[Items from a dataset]
>>>>

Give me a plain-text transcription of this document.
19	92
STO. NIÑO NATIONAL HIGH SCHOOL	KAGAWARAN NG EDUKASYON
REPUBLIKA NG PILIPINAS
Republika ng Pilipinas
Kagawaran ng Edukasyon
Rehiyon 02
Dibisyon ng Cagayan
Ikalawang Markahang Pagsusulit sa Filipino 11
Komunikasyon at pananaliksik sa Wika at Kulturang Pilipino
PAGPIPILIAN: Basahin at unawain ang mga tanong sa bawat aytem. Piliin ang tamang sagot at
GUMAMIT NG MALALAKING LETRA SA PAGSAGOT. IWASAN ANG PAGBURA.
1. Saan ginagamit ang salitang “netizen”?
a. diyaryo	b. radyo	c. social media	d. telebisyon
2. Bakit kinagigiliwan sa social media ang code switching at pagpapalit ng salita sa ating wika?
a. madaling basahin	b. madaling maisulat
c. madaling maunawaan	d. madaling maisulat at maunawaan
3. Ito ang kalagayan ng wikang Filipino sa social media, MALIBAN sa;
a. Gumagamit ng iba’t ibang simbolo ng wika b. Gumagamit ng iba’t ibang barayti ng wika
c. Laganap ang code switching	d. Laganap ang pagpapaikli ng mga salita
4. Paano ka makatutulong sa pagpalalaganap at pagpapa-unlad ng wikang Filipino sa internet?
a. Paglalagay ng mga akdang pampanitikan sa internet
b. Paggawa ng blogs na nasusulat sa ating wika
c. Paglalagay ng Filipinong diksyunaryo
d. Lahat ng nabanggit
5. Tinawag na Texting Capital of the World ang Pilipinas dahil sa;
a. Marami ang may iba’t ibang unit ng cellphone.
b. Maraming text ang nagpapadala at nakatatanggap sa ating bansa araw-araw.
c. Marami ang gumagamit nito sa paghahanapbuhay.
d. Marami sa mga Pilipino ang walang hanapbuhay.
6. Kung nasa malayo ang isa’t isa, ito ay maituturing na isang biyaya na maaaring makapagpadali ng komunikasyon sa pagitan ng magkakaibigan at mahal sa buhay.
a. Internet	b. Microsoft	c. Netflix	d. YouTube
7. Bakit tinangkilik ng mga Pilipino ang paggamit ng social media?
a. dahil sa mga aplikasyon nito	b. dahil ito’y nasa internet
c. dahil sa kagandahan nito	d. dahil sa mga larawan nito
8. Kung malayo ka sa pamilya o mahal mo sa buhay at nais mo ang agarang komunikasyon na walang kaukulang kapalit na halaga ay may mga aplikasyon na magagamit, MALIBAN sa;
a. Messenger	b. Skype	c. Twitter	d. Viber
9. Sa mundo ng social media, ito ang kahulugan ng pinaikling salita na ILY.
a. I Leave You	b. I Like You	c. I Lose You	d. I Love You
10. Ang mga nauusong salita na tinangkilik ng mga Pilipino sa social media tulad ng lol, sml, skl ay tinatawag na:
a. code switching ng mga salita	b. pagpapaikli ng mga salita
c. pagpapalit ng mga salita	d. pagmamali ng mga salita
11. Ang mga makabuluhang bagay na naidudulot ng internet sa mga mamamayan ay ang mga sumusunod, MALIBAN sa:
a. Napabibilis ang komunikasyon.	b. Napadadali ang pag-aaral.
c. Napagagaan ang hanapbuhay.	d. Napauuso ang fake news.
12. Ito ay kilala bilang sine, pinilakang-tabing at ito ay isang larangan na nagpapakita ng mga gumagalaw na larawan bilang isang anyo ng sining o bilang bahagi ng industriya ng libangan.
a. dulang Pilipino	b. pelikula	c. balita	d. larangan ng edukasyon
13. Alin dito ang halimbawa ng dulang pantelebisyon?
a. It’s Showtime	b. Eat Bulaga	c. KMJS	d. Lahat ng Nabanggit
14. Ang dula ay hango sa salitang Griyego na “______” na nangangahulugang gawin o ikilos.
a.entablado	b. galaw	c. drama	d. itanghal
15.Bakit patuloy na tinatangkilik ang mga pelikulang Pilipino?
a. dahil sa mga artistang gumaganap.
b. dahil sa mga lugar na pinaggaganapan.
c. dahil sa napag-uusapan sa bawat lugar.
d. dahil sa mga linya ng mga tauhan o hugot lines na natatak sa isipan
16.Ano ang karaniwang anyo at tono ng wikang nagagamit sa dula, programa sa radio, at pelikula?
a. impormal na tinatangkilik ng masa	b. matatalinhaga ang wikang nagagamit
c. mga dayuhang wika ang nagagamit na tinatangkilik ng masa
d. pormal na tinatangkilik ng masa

<<<<
>>>>

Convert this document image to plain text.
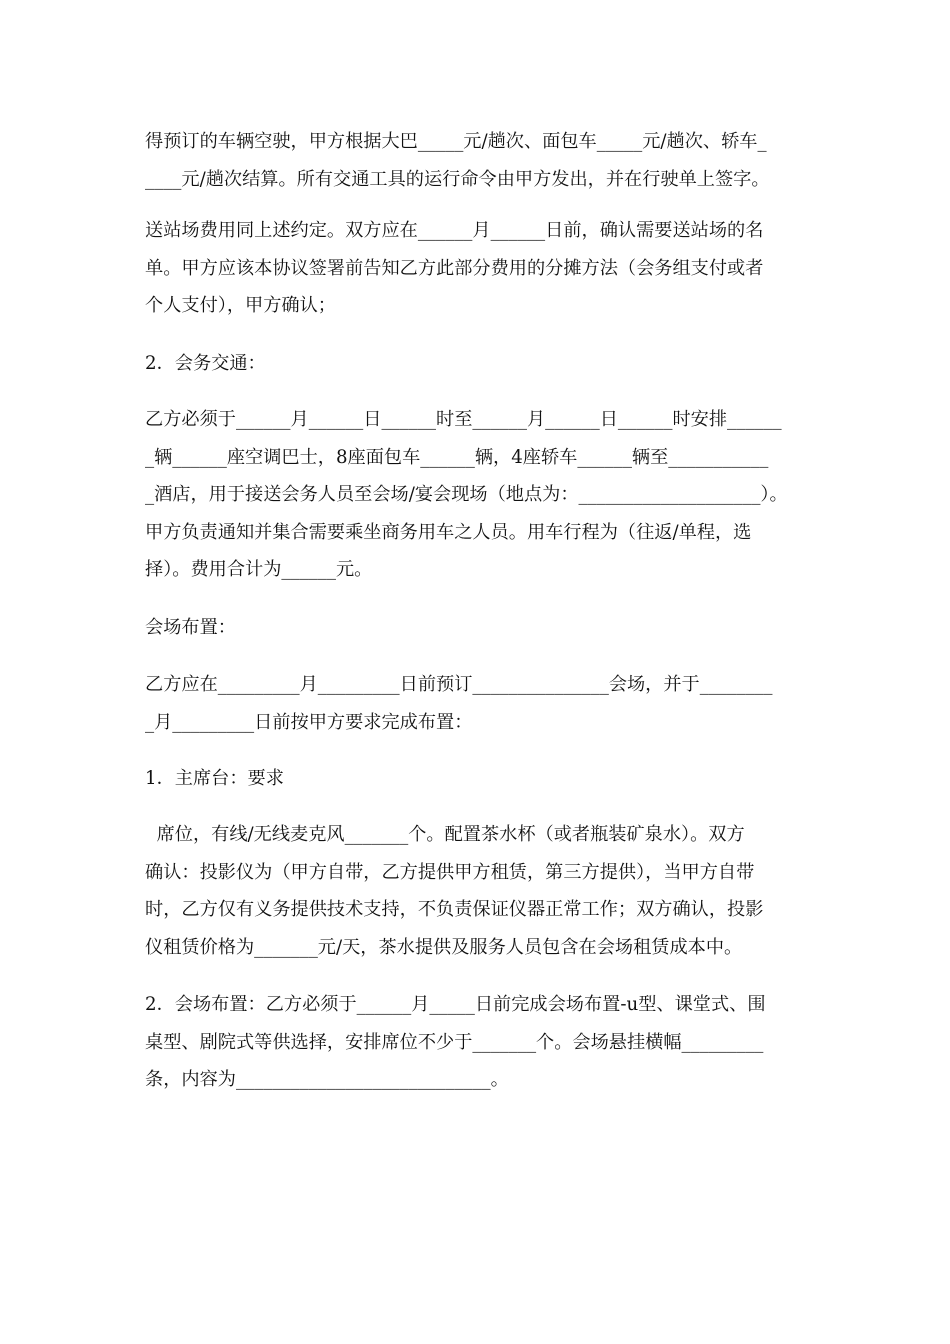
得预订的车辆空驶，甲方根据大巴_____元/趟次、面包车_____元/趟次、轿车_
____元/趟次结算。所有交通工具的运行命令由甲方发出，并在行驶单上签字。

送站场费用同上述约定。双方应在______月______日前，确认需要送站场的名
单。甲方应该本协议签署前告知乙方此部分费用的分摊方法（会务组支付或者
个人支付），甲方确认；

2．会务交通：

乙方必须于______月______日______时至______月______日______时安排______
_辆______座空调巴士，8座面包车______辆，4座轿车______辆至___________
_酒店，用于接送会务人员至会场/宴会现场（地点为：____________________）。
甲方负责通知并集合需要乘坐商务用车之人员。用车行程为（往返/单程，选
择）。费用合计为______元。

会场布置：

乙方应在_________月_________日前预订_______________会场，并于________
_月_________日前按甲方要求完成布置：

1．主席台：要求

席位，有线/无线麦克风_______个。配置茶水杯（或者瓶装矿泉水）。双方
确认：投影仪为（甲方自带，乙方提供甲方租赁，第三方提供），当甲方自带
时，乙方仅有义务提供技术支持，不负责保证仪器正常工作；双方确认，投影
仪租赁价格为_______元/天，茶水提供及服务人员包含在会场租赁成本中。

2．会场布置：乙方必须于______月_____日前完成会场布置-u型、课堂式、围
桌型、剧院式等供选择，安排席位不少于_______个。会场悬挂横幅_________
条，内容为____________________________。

<<<<

■ What the exercise asks: Look through the entries above and count each line holding "madaling"; report the count alone.

■ Task solution: 2